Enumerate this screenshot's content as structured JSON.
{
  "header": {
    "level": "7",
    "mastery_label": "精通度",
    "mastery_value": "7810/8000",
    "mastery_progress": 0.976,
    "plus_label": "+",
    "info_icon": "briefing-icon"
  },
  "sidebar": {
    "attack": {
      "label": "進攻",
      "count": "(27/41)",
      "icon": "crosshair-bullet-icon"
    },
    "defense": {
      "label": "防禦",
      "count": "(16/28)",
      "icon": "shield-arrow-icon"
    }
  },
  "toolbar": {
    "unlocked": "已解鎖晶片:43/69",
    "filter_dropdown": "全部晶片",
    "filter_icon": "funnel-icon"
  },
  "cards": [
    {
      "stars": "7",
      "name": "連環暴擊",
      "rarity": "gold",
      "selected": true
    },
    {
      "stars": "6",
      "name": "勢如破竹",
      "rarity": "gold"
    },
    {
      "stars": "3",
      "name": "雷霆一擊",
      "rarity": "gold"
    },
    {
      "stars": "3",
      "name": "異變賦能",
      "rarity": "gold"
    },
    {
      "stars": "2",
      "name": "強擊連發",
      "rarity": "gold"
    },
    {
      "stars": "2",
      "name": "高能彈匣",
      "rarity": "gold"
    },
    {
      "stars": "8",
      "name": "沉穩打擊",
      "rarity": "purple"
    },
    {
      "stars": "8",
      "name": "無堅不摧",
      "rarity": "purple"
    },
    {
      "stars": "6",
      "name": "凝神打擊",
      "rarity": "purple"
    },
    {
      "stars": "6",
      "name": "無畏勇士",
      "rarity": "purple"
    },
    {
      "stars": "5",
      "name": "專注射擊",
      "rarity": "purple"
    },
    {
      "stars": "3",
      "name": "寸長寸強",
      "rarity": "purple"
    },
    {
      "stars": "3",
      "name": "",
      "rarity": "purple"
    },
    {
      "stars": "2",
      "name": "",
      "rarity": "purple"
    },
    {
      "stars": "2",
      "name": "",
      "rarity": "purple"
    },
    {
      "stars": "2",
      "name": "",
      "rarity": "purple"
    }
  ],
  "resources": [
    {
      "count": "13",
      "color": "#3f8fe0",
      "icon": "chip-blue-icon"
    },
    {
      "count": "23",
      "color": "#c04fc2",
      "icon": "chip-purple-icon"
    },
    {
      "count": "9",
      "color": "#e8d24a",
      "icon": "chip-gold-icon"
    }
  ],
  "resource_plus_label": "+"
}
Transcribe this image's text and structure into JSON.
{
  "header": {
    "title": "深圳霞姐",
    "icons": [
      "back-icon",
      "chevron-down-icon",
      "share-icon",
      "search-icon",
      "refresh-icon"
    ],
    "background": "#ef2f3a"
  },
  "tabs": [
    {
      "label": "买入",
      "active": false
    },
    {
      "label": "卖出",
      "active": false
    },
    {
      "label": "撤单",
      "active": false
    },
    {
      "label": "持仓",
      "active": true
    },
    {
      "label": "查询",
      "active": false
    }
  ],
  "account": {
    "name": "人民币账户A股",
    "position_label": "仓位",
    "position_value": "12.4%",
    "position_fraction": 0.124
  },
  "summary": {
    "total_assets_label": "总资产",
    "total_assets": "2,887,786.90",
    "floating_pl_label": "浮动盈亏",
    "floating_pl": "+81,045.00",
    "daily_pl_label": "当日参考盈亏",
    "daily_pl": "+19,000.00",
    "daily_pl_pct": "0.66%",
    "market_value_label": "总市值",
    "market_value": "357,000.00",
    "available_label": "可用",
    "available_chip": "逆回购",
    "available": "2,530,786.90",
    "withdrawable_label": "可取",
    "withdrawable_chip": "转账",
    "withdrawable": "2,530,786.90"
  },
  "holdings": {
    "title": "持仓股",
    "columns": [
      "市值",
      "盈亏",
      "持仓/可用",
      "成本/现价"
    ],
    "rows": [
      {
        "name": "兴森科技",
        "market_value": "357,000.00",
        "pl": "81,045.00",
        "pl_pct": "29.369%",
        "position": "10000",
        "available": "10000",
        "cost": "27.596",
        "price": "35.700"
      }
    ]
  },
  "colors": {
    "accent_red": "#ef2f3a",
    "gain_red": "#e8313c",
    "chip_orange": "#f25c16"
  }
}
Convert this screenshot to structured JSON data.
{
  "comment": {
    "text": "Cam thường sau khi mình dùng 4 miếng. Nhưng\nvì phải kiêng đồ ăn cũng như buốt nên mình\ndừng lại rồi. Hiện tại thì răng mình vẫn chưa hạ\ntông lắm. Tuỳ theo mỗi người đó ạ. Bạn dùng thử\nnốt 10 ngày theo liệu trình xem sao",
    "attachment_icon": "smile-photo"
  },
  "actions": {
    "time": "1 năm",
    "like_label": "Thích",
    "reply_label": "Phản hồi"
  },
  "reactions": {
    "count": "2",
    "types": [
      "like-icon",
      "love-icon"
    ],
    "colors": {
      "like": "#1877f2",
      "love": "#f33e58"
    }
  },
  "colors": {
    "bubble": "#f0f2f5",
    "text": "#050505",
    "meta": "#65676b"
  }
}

==================================================

§ Written request
Quote every record above exactly.

§ Exercise output
Enumerate this screenshot's content as structured JSON.
{
  "header": {
    "level": "7",
    "mastery_label": "精通度",
    "mastery_value": "7810/8000",
    "mastery_progress": 0.976,
    "plus_label": "+",
    "info_icon": "briefing-icon"
  },
  "sidebar": {
    "attack": {
      "label": "進攻",
      "count": "(27/41)",
      "icon": "crosshair-bullet-icon"
    },
    "defense": {
      "label": "防禦",
      "count": "(16/28)",
      "icon": "shield-arrow-icon"
    }
  },
  "toolbar": {
    "unlocked": "已解鎖晶片:43/69",
    "filter_dropdown": "全部晶片",
    "filter_icon": "funnel-icon"
  },
  "cards": [
    {
      "stars": "7",
      "name": "連環暴擊",
      "rarity": "gold",
      "selected": true
    },
    {
      "stars": "6",
      "name": "勢如破竹",
      "rarity": "gold"
    },
    {
      "stars": "3",
      "name": "雷霆一擊",
      "rarity": "gold"
    },
    {
      "stars": "3",
      "name": "異變賦能",
      "rarity": "gold"
    },
    {
      "stars": "2",
      "name": "強擊連發",
      "rarity": "gold"
    },
    {
      "stars": "2",
      "name": "高能彈匣",
      "rarity": "gold"
    },
    {
      "stars": "8",
      "name": "沉穩打擊",
      "rarity": "purple"
    },
    {
      "stars": "8",
      "name": "無堅不摧",
      "rarity": "purple"
    },
    {
      "stars": "6",
      "name": "凝神打擊",
      "rarity": "purple"
    },
    {
      "stars": "6",
      "name": "無畏勇士",
      "rarity": "purple"
    },
    {
      "stars": "5",
      "name": "專注射擊",
      "rarity": "purple"
    },
    {
      "stars": "3",
      "name": "寸長寸強",
      "rarity": "purple"
    },
    {
      "stars": "3",
      "name": "",
      "rarity": "purple"
    },
    {
      "stars": "2",
      "name": "",
      "rarity": "purple"
    },
    {
      "stars": "2",
      "name": "",
      "rarity": "purple"
    },
    {
      "stars": "2",
      "name": "",
      "rarity": "purple"
    }
  ],
  "resources": [
    {
      "count": "13",
      "color": "#3f8fe0",
      "icon": "chip-blue-icon"
    },
    {
      "count": "23",
      "color": "#c04fc2",
      "icon": "chip-purple-icon"
    },
    {
      "count": "9",
      "color": "#e8d24a",
      "icon": "chip-gold-icon"
    }
  ],
  "resource_plus_label": "+"
}
Transcribe this image's text and structure into JSON.
{
  "header": {
    "title": "深圳霞姐",
    "icons": [
      "back-icon",
      "chevron-down-icon",
      "share-icon",
      "search-icon",
      "refresh-icon"
    ],
    "background": "#ef2f3a"
  },
  "tabs": [
    {
      "label": "买入",
      "active": false
    },
    {
      "label": "卖出",
      "active": false
    },
    {
      "label": "撤单",
      "active": false
    },
    {
      "label": "持仓",
      "active": true
    },
    {
      "label": "查询",
      "active": false
    }
  ],
  "account": {
    "name": "人民币账户A股",
    "position_label": "仓位",
    "position_value": "12.4%",
    "position_fraction": 0.124
  },
  "summary": {
    "total_assets_label": "总资产",
    "total_assets": "2,887,786.90",
    "floating_pl_label": "浮动盈亏",
    "floating_pl": "+81,045.00",
    "daily_pl_label": "当日参考盈亏",
    "daily_pl": "+19,000.00",
    "daily_pl_pct": "0.66%",
    "market_value_label": "总市值",
    "market_value": "357,000.00",
    "available_label": "可用",
    "available_chip": "逆回购",
    "available": "2,530,786.90",
    "withdrawable_label": "可取",
    "withdrawable_chip": "转账",
    "withdrawable": "2,530,786.90"
  },
  "holdings": {
    "title": "持仓股",
    "columns": [
      "市值",
      "盈亏",
      "持仓/可用",
      "成本/现价"
    ],
    "rows": [
      {
        "name": "兴森科技",
        "market_value": "357,000.00",
        "pl": "81,045.00",
        "pl_pct": "29.369%",
        "position": "10000",
        "available": "10000",
        "cost": "27.596",
        "price": "35.700"
      }
    ]
  },
  "colors": {
    "accent_red": "#ef2f3a",
    "gain_red": "#e8313c",
    "chip_orange": "#f25c16"
  }
}
Convert this screenshot to structured JSON data.
{
  "comment": {
    "text": "Cam thường sau khi mình dùng 4 miếng. Nhưng\nvì phải kiêng đồ ăn cũng như buốt nên mình\ndừng lại rồi. Hiện tại thì răng mình vẫn chưa hạ\ntông lắm. Tuỳ theo mỗi người đó ạ. Bạn dùng thử\nnốt 10 ngày theo liệu trình xem sao",
    "attachment_icon": "smile-photo"
  },
  "actions": {
    "time": "1 năm",
    "like_label": "Thích",
    "reply_label": "Phản hồi"
  },
  "reactions": {
    "count": "2",
    "types": [
      "like-icon",
      "love-icon"
    ],
    "colors": {
      "like": "#1877f2",
      "love": "#f33e58"
    }
  },
  "colors": {
    "bubble": "#f0f2f5",
    "text": "#050505",
    "meta": "#65676b"
  }
}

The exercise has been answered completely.